* MATERIAL SUPPLIED:
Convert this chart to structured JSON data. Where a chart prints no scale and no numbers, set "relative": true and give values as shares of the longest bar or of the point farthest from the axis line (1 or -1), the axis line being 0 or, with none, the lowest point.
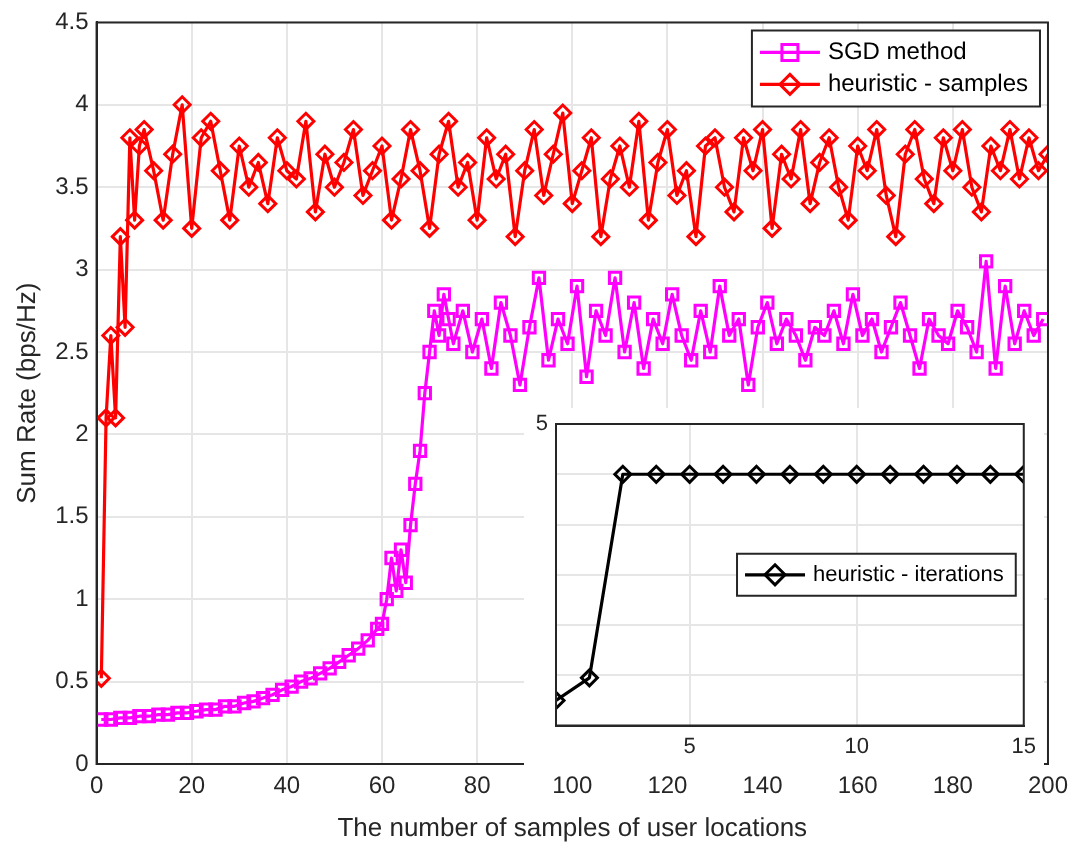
{
  "chart_data": [
    {
      "type": "line",
      "xlabel": "The number of samples of user locations",
      "ylabel": "Sum Rate (bps/Hz)",
      "xlim": [
        0,
        200
      ],
      "xticks": [
        0,
        20,
        40,
        60,
        80,
        100,
        120,
        140,
        160,
        180,
        200
      ],
      "ylim": [
        0,
        4.5
      ],
      "yticks": [
        0,
        0.5,
        1,
        1.5,
        2,
        2.5,
        3,
        3.5,
        4,
        4.5
      ],
      "grid": true,
      "legend": "top right",
      "line_style": "solid",
      "series": [
        {
          "name": "SGD method",
          "color": "#ff00ff",
          "marker": "square",
          "x": [
            1,
            3,
            5,
            7,
            9,
            11,
            13,
            15,
            17,
            19,
            21,
            23,
            25,
            27,
            29,
            31,
            33,
            35,
            37,
            39,
            41,
            43,
            45,
            47,
            49,
            51,
            53,
            55,
            57,
            59,
            60,
            61,
            62,
            63,
            64,
            65,
            66,
            67,
            68,
            69,
            70,
            71,
            72,
            73,
            74,
            75,
            77,
            79,
            81,
            83,
            85,
            87,
            89,
            91,
            93,
            95,
            97,
            99,
            101,
            103,
            105,
            107,
            109,
            111,
            113,
            115,
            117,
            119,
            121,
            123,
            125,
            127,
            129,
            131,
            133,
            135,
            137,
            139,
            141,
            143,
            145,
            147,
            149,
            151,
            153,
            155,
            157,
            159,
            161,
            163,
            165,
            167,
            169,
            171,
            173,
            175,
            177,
            179,
            181,
            183,
            185,
            187,
            189,
            191,
            193,
            195,
            197,
            199
          ],
          "values": [
            0.27,
            0.27,
            0.28,
            0.28,
            0.29,
            0.29,
            0.3,
            0.3,
            0.31,
            0.31,
            0.32,
            0.33,
            0.33,
            0.35,
            0.35,
            0.37,
            0.38,
            0.4,
            0.42,
            0.45,
            0.47,
            0.5,
            0.52,
            0.55,
            0.58,
            0.62,
            0.66,
            0.7,
            0.75,
            0.82,
            0.85,
            1.0,
            1.25,
            1.05,
            1.3,
            1.1,
            1.45,
            1.7,
            1.9,
            2.25,
            2.5,
            2.75,
            2.6,
            2.85,
            2.7,
            2.55,
            2.75,
            2.5,
            2.7,
            2.4,
            2.8,
            2.6,
            2.3,
            2.65,
            2.95,
            2.45,
            2.7,
            2.55,
            2.9,
            2.35,
            2.75,
            2.6,
            2.95,
            2.5,
            2.8,
            2.4,
            2.7,
            2.55,
            2.85,
            2.6,
            2.45,
            2.75,
            2.5,
            2.9,
            2.6,
            2.7,
            2.3,
            2.65,
            2.8,
            2.55,
            2.7,
            2.6,
            2.45,
            2.65,
            2.6,
            2.75,
            2.55,
            2.85,
            2.6,
            2.7,
            2.5,
            2.65,
            2.8,
            2.6,
            2.4,
            2.7,
            2.6,
            2.55,
            2.75,
            2.65,
            2.5,
            3.05,
            2.4,
            2.9,
            2.55,
            2.75,
            2.6,
            2.7
          ]
        },
        {
          "name": "heuristic - samples",
          "color": "#ff0000",
          "marker": "diamond",
          "x": [
            1,
            2,
            3,
            4,
            5,
            6,
            7,
            8,
            9,
            10,
            12,
            14,
            16,
            18,
            20,
            22,
            24,
            26,
            28,
            30,
            32,
            34,
            36,
            38,
            40,
            42,
            44,
            46,
            48,
            50,
            52,
            54,
            56,
            58,
            60,
            62,
            64,
            66,
            68,
            70,
            72,
            74,
            76,
            78,
            80,
            82,
            84,
            86,
            88,
            90,
            92,
            94,
            96,
            98,
            100,
            102,
            104,
            106,
            108,
            110,
            112,
            114,
            116,
            118,
            120,
            122,
            124,
            126,
            128,
            130,
            132,
            134,
            136,
            138,
            140,
            142,
            144,
            146,
            148,
            150,
            152,
            154,
            156,
            158,
            160,
            162,
            164,
            166,
            168,
            170,
            172,
            174,
            176,
            178,
            180,
            182,
            184,
            186,
            188,
            190,
            192,
            194,
            196,
            198,
            200
          ],
          "values": [
            0.52,
            2.1,
            2.6,
            2.1,
            3.2,
            2.65,
            3.8,
            3.3,
            3.75,
            3.85,
            3.6,
            3.3,
            3.7,
            4.0,
            3.25,
            3.8,
            3.9,
            3.6,
            3.3,
            3.75,
            3.5,
            3.65,
            3.4,
            3.8,
            3.6,
            3.55,
            3.9,
            3.35,
            3.7,
            3.5,
            3.65,
            3.85,
            3.45,
            3.6,
            3.75,
            3.3,
            3.55,
            3.85,
            3.6,
            3.25,
            3.7,
            3.9,
            3.5,
            3.65,
            3.3,
            3.8,
            3.55,
            3.7,
            3.2,
            3.6,
            3.85,
            3.45,
            3.7,
            3.95,
            3.4,
            3.6,
            3.8,
            3.2,
            3.55,
            3.75,
            3.5,
            3.9,
            3.3,
            3.65,
            3.85,
            3.45,
            3.6,
            3.2,
            3.75,
            3.8,
            3.5,
            3.35,
            3.8,
            3.6,
            3.85,
            3.25,
            3.7,
            3.55,
            3.85,
            3.4,
            3.65,
            3.8,
            3.5,
            3.3,
            3.75,
            3.6,
            3.85,
            3.45,
            3.2,
            3.7,
            3.85,
            3.55,
            3.4,
            3.8,
            3.6,
            3.85,
            3.5,
            3.35,
            3.75,
            3.6,
            3.85,
            3.55,
            3.8,
            3.6,
            3.7
          ]
        }
      ]
    },
    {
      "type": "line",
      "relative": true,
      "xlim": [
        1,
        15
      ],
      "xticks": [
        5,
        10,
        15
      ],
      "grid": true,
      "legend": "right",
      "line_style": "solid",
      "annotations": [
        "5"
      ],
      "series": [
        {
          "name": "heuristic - iterations",
          "color": "#000000",
          "marker": "diamond",
          "x": [
            1,
            2,
            3,
            4,
            5,
            6,
            7,
            8,
            9,
            10,
            11,
            12,
            13,
            14,
            15
          ],
          "values": [
            0.1,
            0.19,
            1,
            1,
            1,
            1,
            1,
            1,
            1,
            1,
            1,
            1,
            1,
            1,
            1
          ]
        }
      ]
    }
  ]
}
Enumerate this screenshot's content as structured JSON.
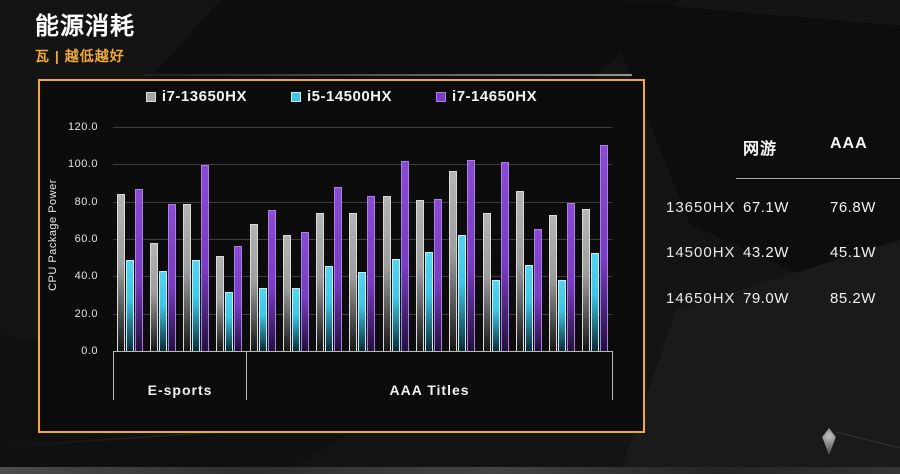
{
  "title": "能源消耗",
  "subtitle": "瓦 | 越低越好",
  "colors": {
    "accent_gold": "#EFA93C",
    "bar_gray": "#A6A6A6",
    "bar_cyan": "#3FC6E6",
    "bar_purple": "#7A3CC2",
    "panel_background": "#0C0C0C",
    "page_background": "#141414"
  },
  "chart_data": {
    "type": "bar",
    "title": "",
    "xlabel": "",
    "ylabel": "CPU Package Power",
    "ylim": [
      0,
      120
    ],
    "ytick_labels": [
      "120.0",
      "100.0",
      "80.0",
      "60.0",
      "40.0",
      "20.0",
      "0.0"
    ],
    "grid": true,
    "legend_position": "top",
    "sections": [
      {
        "label": "E-sports",
        "group_count": 4
      },
      {
        "label": "AAA Titles",
        "group_count": 11
      }
    ],
    "series": [
      {
        "name": "i7-13650HX",
        "color": "#A6A6A6",
        "values": [
          84,
          58,
          79,
          51,
          68,
          62,
          74,
          74,
          83,
          81,
          96.5,
          74,
          85.5,
          73,
          76
        ]
      },
      {
        "name": "i5-14500HX",
        "color": "#3FC6E6",
        "values": [
          48.5,
          43,
          48.5,
          31.5,
          34,
          34,
          45.5,
          42.5,
          49.5,
          53,
          62,
          38,
          46,
          38,
          52.5
        ]
      },
      {
        "name": "i7-14650HX",
        "color": "#7A3CC2",
        "values": [
          87,
          79,
          99.5,
          56,
          75.5,
          64,
          88,
          83,
          102,
          81.5,
          102.5,
          101,
          65.5,
          79.5,
          110.5
        ]
      }
    ]
  },
  "table": {
    "headers": [
      "网游",
      "AAA"
    ],
    "rows": [
      {
        "label": "13650HX",
        "values": [
          "67.1W",
          "76.8W"
        ]
      },
      {
        "label": "14500HX",
        "values": [
          "43.2W",
          "45.1W"
        ]
      },
      {
        "label": "14650HX",
        "values": [
          "79.0W",
          "85.2W"
        ]
      }
    ]
  }
}
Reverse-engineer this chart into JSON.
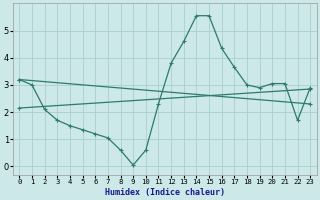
{
  "xlabel": "Humidex (Indice chaleur)",
  "bg_color": "#cce8e8",
  "grid_color": "#aacfcf",
  "line_color": "#2d7a6e",
  "xlim": [
    -0.5,
    23.5
  ],
  "ylim": [
    -0.3,
    6.0
  ],
  "yticks": [
    0,
    1,
    2,
    3,
    4,
    5
  ],
  "xtick_labels": [
    "0",
    "1",
    "2",
    "3",
    "4",
    "5",
    "6",
    "7",
    "8",
    "9",
    "10",
    "11",
    "12",
    "13",
    "14",
    "15",
    "16",
    "17",
    "18",
    "19",
    "20",
    "21",
    "22",
    "23"
  ],
  "line1_x": [
    0,
    1,
    2,
    3,
    4,
    5,
    6,
    7,
    8,
    9,
    10,
    11,
    12,
    13,
    14,
    15,
    16,
    17,
    18,
    19,
    20,
    21,
    22,
    23
  ],
  "line1_y": [
    3.2,
    3.0,
    2.1,
    1.7,
    1.5,
    1.35,
    1.2,
    1.05,
    0.6,
    0.05,
    0.6,
    2.3,
    3.8,
    4.6,
    5.55,
    5.55,
    4.35,
    3.65,
    3.0,
    2.9,
    3.05,
    3.05,
    1.7,
    2.9
  ],
  "line2_x": [
    0,
    23
  ],
  "line2_y": [
    2.15,
    2.85
  ],
  "line3_x": [
    0,
    23
  ],
  "line3_y": [
    3.2,
    2.3
  ],
  "marker_size": 3.5,
  "linewidth": 0.9,
  "xlabel_color": "#1a1a8a",
  "xlabel_fontsize": 6.0,
  "tick_fontsize": 5.2,
  "ytick_fontsize": 6.0
}
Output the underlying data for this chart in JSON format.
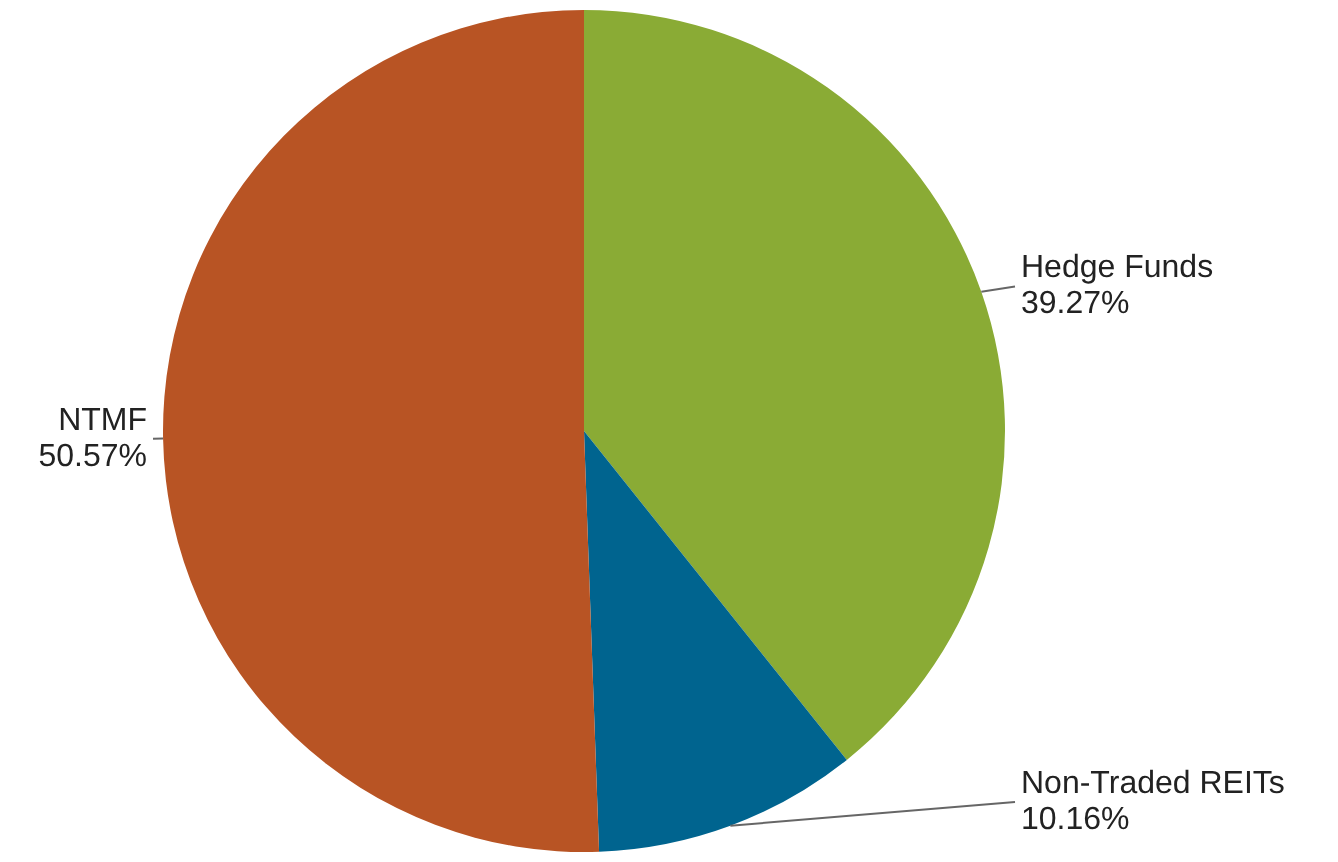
{
  "chart_data": {
    "type": "pie",
    "categories": [
      "Hedge Funds",
      "Non-Traded REITs",
      "NTMF"
    ],
    "values": [
      39.27,
      10.16,
      50.57
    ],
    "value_labels": [
      "39.27%",
      "10.16%",
      "50.57%"
    ],
    "colors": [
      "#8aab35",
      "#00648f",
      "#b85424"
    ],
    "legend": false
  }
}
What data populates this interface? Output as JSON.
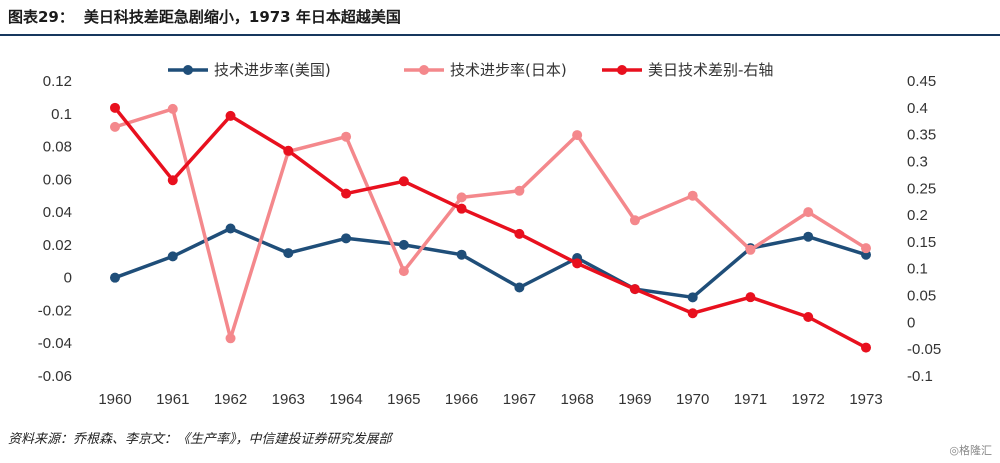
{
  "header": {
    "figure_label": "图表29：",
    "title": "美日科技差距急剧缩小，1973 年日本超越美国"
  },
  "footer": {
    "source": "资料来源：乔根森、李京文：《生产率》，中信建投证券研究发展部",
    "watermark": "◎格隆汇"
  },
  "chart_data": {
    "type": "line",
    "categories": [
      "1960",
      "1961",
      "1962",
      "1963",
      "1964",
      "1965",
      "1966",
      "1967",
      "1968",
      "1969",
      "1970",
      "1971",
      "1972",
      "1973"
    ],
    "left_axis": {
      "ylim": [
        -0.06,
        0.12
      ],
      "ticks": [
        "-0.06",
        "-0.04",
        "-0.02",
        "0",
        "0.02",
        "0.04",
        "0.06",
        "0.08",
        "0.1",
        "0.12"
      ]
    },
    "right_axis": {
      "ylim": [
        -0.1,
        0.45
      ],
      "ticks": [
        "-0.1",
        "-0.05",
        "0",
        "0.05",
        "0.1",
        "0.15",
        "0.2",
        "0.25",
        "0.3",
        "0.35",
        "0.4",
        "0.45"
      ]
    },
    "series": [
      {
        "name": "技术进步率(美国)",
        "axis": "left",
        "color": "#1f4e79",
        "values": [
          0.0,
          0.013,
          0.03,
          0.015,
          0.024,
          0.02,
          0.014,
          -0.006,
          0.012,
          -0.007,
          -0.012,
          0.018,
          0.025,
          0.014
        ]
      },
      {
        "name": "技术进步率(日本)",
        "axis": "left",
        "color": "#f4888c",
        "values": [
          0.092,
          0.103,
          -0.037,
          0.077,
          0.086,
          0.004,
          0.049,
          0.053,
          0.087,
          0.035,
          0.05,
          0.017,
          0.04,
          0.018
        ]
      },
      {
        "name": "美日技术差别-右轴",
        "axis": "right",
        "color": "#e8101e",
        "values": [
          0.4,
          0.265,
          0.385,
          0.32,
          0.24,
          0.263,
          0.212,
          0.165,
          0.11,
          0.062,
          0.017,
          0.047,
          0.01,
          -0.047
        ]
      }
    ],
    "legend_position": "top",
    "grid": false
  }
}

* WRITTEN EXERCISE:
Set down the line containing "What data populates", then every later line through the end of the material, exactly as written; omit any picture.

* OUTPUT:
What data populates this interface? Output as JSON.
{
  "header": {
    "figure_label": "图表29：",
    "title": "美日科技差距急剧缩小，1973 年日本超越美国"
  },
  "footer": {
    "source": "资料来源：乔根森、李京文：《生产率》，中信建投证券研究发展部",
    "watermark": "◎格隆汇"
  },
  "chart_data": {
    "type": "line",
    "categories": [
      "1960",
      "1961",
      "1962",
      "1963",
      "1964",
      "1965",
      "1966",
      "1967",
      "1968",
      "1969",
      "1970",
      "1971",
      "1972",
      "1973"
    ],
    "left_axis": {
      "ylim": [
        -0.06,
        0.12
      ],
      "ticks": [
        "-0.06",
        "-0.04",
        "-0.02",
        "0",
        "0.02",
        "0.04",
        "0.06",
        "0.08",
        "0.1",
        "0.12"
      ]
    },
    "right_axis": {
      "ylim": [
        -0.1,
        0.45
      ],
      "ticks": [
        "-0.1",
        "-0.05",
        "0",
        "0.05",
        "0.1",
        "0.15",
        "0.2",
        "0.25",
        "0.3",
        "0.35",
        "0.4",
        "0.45"
      ]
    },
    "series": [
      {
        "name": "技术进步率(美国)",
        "axis": "left",
        "color": "#1f4e79",
        "values": [
          0.0,
          0.013,
          0.03,
          0.015,
          0.024,
          0.02,
          0.014,
          -0.006,
          0.012,
          -0.007,
          -0.012,
          0.018,
          0.025,
          0.014
        ]
      },
      {
        "name": "技术进步率(日本)",
        "axis": "left",
        "color": "#f4888c",
        "values": [
          0.092,
          0.103,
          -0.037,
          0.077,
          0.086,
          0.004,
          0.049,
          0.053,
          0.087,
          0.035,
          0.05,
          0.017,
          0.04,
          0.018
        ]
      },
      {
        "name": "美日技术差别-右轴",
        "axis": "right",
        "color": "#e8101e",
        "values": [
          0.4,
          0.265,
          0.385,
          0.32,
          0.24,
          0.263,
          0.212,
          0.165,
          0.11,
          0.062,
          0.017,
          0.047,
          0.01,
          -0.047
        ]
      }
    ],
    "legend_position": "top",
    "grid": false
  }
}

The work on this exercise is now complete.